┌─ Fragmento de origen
A pesar de ser una compañía que se dice disruptiva, es escasa la controversia que Netflix ha causado con sus contenidos. Hasta el momento lo más polémico de esta plataforma es la manera en que se enfrenta a los modelos tradicionales de distribución cinematográfica, pero es poco lo que verdaderamente trasciende sobre las películas o series que produce y distribuye, la mayoría de las cuales parecen perderse en el éter tan pronto como llegan.
Pero con su expansión por el mundo, Netflix ha empezado a producir series en países en donde los conflictos sociales y políticos están a flor de piel y en donde cualquier intervención mediática sobre temas sensibles puede alzar un polvorín pocas veces visto en Estados Unidos o Europa. Este es el caso con dos series que se estrenaron en recientes semanas en dicha plataforma: El Mecanismo y AMO.
└─
┌─ Muestra de datos
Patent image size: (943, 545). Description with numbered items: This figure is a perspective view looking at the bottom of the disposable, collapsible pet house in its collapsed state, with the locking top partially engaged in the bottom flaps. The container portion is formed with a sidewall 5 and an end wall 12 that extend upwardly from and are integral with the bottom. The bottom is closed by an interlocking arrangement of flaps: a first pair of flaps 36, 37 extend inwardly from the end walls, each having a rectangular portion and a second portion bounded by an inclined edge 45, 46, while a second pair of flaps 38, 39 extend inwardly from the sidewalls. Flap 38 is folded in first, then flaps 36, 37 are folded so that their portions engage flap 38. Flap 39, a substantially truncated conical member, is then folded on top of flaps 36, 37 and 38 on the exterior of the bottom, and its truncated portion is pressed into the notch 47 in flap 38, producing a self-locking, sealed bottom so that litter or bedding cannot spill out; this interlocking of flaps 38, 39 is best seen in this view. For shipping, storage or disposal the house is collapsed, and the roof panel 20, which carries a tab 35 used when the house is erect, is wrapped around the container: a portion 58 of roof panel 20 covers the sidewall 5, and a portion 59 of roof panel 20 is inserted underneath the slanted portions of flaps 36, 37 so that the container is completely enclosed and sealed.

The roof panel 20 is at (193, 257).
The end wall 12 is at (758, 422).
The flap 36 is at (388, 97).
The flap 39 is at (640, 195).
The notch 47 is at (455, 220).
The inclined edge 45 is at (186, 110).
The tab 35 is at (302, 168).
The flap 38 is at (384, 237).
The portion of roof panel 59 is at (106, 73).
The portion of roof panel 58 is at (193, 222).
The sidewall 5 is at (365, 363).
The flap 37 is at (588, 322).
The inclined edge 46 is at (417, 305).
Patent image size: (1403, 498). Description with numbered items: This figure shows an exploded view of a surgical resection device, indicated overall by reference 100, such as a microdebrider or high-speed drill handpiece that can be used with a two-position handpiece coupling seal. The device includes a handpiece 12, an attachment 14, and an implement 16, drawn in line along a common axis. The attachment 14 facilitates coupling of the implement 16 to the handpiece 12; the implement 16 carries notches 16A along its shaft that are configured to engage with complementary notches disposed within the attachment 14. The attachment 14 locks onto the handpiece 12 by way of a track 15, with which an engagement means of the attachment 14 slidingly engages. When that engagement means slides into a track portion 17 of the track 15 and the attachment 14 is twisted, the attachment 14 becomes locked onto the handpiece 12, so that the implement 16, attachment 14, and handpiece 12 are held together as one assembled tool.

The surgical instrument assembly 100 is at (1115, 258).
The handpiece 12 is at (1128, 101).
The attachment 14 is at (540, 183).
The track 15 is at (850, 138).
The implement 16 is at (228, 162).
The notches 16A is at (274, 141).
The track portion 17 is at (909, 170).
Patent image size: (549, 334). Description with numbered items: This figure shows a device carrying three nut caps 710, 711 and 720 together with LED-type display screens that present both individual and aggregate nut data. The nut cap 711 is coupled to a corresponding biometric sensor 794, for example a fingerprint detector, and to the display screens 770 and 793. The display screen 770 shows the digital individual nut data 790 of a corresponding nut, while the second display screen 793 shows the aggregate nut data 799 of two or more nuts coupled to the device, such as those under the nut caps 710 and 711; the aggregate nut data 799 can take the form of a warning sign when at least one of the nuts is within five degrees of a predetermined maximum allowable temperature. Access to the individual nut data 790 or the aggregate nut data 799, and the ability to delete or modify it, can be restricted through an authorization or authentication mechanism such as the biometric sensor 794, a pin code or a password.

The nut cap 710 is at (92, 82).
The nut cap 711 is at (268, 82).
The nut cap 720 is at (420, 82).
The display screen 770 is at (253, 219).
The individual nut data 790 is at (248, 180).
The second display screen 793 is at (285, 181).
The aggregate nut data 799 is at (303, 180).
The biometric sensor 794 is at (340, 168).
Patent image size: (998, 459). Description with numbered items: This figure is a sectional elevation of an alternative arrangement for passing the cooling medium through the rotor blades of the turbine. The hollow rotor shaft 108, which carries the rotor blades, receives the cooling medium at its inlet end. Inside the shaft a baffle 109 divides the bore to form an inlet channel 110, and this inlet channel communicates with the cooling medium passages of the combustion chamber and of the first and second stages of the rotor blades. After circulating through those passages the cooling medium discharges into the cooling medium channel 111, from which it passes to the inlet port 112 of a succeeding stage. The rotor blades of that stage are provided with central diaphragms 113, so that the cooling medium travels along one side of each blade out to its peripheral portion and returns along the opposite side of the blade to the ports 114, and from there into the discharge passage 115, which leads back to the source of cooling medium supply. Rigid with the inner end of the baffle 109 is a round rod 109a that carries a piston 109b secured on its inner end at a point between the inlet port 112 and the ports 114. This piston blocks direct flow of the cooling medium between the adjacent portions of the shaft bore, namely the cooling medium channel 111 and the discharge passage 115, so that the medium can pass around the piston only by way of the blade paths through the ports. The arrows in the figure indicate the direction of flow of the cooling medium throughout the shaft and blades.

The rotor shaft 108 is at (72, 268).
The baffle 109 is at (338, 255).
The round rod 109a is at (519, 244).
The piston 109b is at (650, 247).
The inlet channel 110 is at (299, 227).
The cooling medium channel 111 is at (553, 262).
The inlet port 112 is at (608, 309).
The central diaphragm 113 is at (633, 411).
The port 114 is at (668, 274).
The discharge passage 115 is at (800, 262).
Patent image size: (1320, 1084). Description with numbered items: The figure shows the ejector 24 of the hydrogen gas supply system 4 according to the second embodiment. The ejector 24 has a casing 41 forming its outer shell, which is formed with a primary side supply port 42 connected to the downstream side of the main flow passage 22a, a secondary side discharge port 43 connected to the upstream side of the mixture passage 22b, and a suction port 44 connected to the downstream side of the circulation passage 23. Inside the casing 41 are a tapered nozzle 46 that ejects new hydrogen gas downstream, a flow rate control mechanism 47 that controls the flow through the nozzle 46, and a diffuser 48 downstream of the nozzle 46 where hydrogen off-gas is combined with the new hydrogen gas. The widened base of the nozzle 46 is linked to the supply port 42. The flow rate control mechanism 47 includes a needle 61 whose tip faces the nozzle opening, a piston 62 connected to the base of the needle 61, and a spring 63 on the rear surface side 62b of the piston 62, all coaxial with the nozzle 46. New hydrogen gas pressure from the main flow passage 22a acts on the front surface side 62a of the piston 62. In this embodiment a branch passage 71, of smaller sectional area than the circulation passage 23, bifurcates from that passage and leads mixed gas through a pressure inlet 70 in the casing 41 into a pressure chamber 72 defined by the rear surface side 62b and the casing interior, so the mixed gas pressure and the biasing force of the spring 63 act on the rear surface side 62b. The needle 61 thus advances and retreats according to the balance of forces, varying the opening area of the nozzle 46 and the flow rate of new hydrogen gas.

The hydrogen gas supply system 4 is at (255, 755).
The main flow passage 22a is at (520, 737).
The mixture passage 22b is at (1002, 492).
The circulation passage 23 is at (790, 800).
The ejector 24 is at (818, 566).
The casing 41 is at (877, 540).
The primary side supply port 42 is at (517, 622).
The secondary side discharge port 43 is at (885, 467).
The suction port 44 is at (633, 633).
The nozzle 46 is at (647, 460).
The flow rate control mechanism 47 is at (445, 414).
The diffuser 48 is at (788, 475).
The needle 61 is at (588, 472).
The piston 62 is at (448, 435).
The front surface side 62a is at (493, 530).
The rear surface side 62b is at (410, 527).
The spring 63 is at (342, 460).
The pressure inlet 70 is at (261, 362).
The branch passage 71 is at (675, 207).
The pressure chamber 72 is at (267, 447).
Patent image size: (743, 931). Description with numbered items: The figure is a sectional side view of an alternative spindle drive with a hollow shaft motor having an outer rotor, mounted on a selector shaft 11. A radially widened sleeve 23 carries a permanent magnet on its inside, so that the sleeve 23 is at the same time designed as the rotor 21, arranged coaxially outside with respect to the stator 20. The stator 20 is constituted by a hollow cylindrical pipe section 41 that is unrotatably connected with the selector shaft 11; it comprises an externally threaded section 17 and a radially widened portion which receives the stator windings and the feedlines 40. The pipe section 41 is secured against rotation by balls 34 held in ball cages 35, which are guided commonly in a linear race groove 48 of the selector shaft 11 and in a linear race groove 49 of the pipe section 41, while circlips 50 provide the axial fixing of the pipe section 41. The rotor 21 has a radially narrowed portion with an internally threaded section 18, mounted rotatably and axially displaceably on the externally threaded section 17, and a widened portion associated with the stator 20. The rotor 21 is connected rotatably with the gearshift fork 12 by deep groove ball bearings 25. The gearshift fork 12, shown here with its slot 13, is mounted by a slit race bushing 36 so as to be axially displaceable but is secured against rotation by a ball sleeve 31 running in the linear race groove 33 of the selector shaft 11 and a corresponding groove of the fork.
└─
Transcribe literalmente el pasaje del texto sobre Netflix que va desde "Pero con su" hasta "Mecanismo y AMO.", incluidas ambas partes.

> [Respuesta del ejercicio]
Pero con su expansión por el mundo, Netflix ha empezado a producir series en países en donde los conflictos sociales y políticos están a flor de piel y en donde cualquier intervención mediática sobre temas sensibles puede alzar un polvorín pocas veces visto en Estados Unidos o Europa. Este es el caso con dos series que se estrenaron en recientes semanas en dicha plataforma: El Mecanismo y AMO.